> [Task objective]:
Reproduce the PyTorch gradient discussion between "We don’t have" and "is generated automatically.", inclusive, replacing "file" with "module".

I tried to reproduce with the following script but it works fine.
Do you have a small code sample that shows the problem?

import torch


a = torch.rand(100, 100, requires_grad=True)
b = torch.rand(100, 100, requires_grad=True)

c = torch.cat([a, b], 1)
c.retain_grad()

(c+1).backward(torch.rand(c.size()))

print((a.grad - c.grad.narrow(1, 0, 100)).abs().max())
print((b.grad - c.grad.narrow(1, 100, 100)).abs().max())

I have figured this out. That’s because Tensor ‘x0_0’ is not only concatenated with ‘up’, but also is passed to ‘x1_0’. So the final grads of ‘x0_0’ come from two parts. And the two parts grads are added directly.
Thank for your reply. And I’d like to ask where can I take a look the backward formulas of different PyTorch operations? I want to know how grads are computed for some specified functions, like F.interpolate()?

Hi,

We don’t have one rule of where the backward formulas are defined. Most of them are defined in this file and all the corresponding code is generated automatically.
For F.interpolate(), there is not one definition as it is implemented as one of many functions. You can check the interpolate implementation here to see which function is used in your case, and what is its backward.

Document understanding data:
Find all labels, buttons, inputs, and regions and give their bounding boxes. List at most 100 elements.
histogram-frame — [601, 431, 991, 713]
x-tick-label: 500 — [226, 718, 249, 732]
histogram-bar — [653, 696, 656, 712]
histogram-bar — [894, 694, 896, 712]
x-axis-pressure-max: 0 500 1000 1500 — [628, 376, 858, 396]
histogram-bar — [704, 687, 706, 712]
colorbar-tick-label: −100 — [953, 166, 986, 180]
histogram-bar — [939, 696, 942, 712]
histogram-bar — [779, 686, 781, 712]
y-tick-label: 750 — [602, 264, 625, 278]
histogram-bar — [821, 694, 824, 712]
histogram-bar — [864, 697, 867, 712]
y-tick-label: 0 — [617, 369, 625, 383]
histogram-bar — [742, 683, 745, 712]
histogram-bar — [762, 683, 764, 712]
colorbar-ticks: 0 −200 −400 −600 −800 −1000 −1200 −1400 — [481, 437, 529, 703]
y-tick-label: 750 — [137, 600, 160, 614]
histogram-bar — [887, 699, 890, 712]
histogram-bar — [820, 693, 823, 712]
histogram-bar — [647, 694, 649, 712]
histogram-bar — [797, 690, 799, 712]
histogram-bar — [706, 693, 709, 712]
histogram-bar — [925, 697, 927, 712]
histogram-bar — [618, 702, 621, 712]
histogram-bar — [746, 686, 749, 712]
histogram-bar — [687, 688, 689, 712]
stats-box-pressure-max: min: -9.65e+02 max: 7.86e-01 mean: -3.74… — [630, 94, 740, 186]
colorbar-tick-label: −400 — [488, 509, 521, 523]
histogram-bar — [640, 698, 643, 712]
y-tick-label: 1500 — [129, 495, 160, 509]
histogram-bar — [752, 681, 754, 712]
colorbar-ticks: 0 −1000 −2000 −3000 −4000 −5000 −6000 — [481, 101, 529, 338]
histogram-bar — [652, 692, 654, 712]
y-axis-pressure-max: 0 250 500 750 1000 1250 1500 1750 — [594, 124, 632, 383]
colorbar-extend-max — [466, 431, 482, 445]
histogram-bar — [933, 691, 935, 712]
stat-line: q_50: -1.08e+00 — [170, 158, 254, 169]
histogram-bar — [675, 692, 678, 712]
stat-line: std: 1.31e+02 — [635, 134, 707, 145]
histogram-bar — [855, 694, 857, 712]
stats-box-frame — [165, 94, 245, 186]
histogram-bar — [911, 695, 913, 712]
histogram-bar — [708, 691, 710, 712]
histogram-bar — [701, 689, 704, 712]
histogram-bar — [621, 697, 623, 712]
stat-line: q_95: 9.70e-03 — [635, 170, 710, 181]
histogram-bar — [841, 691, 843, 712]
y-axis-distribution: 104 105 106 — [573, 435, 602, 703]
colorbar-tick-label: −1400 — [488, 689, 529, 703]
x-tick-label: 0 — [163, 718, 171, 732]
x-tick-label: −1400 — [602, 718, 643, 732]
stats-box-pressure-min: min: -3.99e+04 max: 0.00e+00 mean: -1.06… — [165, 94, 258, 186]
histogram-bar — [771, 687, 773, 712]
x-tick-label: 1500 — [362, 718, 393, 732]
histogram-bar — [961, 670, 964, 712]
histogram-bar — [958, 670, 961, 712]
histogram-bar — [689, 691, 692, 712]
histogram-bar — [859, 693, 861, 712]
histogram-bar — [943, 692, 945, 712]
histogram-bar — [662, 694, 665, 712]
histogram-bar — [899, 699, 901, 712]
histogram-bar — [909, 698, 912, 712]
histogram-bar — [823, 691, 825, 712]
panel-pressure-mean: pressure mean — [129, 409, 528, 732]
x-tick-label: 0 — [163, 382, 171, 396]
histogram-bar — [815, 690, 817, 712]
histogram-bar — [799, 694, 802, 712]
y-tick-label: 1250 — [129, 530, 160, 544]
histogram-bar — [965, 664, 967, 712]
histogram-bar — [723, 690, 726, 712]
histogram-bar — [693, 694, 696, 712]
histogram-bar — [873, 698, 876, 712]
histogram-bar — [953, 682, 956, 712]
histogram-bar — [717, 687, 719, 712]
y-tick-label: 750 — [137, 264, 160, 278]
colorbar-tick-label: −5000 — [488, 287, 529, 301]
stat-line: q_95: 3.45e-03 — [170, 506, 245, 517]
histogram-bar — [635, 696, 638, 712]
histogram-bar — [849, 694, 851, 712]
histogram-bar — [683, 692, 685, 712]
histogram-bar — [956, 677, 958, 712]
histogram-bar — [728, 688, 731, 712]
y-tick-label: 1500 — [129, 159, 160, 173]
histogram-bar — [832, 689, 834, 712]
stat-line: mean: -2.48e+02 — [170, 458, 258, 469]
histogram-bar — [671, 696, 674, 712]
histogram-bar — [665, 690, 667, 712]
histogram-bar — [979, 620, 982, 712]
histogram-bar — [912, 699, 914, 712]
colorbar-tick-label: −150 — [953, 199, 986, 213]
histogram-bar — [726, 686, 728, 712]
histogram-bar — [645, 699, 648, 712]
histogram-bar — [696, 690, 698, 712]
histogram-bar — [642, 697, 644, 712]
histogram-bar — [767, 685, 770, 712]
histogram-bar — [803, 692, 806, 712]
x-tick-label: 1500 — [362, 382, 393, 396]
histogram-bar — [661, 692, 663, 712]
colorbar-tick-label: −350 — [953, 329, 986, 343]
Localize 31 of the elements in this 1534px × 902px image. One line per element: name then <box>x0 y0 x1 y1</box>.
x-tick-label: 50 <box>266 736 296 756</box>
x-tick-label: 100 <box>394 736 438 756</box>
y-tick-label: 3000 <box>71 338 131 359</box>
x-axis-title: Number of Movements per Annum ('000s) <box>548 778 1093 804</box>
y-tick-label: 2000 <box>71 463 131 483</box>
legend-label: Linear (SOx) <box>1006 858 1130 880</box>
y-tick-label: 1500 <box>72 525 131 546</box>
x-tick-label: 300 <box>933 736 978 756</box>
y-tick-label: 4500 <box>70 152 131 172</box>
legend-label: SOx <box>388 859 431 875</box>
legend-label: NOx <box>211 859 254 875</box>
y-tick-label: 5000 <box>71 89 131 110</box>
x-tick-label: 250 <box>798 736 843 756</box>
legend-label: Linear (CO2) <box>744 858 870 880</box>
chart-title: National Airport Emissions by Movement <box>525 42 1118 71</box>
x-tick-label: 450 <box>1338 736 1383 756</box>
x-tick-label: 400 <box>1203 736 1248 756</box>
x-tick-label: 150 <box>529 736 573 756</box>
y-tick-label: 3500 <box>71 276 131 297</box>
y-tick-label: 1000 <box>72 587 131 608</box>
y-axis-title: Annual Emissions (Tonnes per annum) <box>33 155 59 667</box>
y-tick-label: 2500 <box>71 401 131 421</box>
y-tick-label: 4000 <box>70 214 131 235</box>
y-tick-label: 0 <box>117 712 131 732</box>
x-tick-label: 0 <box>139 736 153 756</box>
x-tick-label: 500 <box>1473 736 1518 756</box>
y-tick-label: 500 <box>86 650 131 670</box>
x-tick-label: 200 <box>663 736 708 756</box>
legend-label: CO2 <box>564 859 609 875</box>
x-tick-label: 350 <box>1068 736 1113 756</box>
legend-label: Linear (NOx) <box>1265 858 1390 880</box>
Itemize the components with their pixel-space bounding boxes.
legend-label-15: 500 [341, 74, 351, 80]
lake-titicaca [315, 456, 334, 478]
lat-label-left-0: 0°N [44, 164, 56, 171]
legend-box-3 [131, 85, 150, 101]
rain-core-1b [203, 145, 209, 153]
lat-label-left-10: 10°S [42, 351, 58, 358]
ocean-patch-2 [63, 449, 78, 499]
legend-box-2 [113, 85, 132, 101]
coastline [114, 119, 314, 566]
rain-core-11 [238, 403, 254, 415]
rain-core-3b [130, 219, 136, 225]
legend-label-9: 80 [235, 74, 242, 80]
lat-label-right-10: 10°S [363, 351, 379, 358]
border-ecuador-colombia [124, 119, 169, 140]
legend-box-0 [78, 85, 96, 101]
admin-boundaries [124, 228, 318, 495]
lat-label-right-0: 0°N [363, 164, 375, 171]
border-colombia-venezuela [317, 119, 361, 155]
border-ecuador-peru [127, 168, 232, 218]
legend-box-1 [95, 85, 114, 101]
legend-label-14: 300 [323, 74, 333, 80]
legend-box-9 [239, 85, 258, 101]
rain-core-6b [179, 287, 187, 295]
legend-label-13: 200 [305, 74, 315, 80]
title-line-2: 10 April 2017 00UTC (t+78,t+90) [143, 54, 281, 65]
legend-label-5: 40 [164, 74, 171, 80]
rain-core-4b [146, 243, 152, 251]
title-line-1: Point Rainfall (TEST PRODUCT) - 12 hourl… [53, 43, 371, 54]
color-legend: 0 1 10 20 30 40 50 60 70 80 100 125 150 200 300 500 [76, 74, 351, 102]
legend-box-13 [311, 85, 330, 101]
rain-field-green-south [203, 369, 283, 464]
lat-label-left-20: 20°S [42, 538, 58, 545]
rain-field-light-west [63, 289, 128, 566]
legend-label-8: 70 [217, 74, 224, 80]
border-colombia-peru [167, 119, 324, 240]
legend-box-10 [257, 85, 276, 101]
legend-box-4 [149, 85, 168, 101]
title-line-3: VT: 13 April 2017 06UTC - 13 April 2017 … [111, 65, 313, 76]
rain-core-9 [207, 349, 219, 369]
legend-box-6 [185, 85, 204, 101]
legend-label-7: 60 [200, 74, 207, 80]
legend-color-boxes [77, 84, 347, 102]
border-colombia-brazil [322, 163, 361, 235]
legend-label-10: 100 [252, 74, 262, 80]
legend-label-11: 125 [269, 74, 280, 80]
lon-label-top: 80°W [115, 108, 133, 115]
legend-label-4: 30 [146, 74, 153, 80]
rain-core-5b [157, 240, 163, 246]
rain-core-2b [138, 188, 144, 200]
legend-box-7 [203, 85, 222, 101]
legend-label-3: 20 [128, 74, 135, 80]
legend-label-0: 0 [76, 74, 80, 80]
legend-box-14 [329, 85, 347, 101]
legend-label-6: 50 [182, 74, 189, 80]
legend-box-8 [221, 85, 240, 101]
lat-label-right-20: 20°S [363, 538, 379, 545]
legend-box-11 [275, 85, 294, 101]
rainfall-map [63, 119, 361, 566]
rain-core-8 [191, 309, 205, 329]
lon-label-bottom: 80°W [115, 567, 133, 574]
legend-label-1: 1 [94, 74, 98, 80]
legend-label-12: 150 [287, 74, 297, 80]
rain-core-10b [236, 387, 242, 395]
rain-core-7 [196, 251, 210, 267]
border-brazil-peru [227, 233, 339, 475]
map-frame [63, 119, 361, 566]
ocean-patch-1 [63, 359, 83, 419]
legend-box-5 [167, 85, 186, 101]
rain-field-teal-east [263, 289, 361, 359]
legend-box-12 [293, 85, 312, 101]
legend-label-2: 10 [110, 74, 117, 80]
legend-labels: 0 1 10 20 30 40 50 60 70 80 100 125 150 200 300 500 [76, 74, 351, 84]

> [Problem solution]:
We don’t have one rule of where the backward formulas are defined. Most of them are defined in this module and all the corresponding code is generated automatically.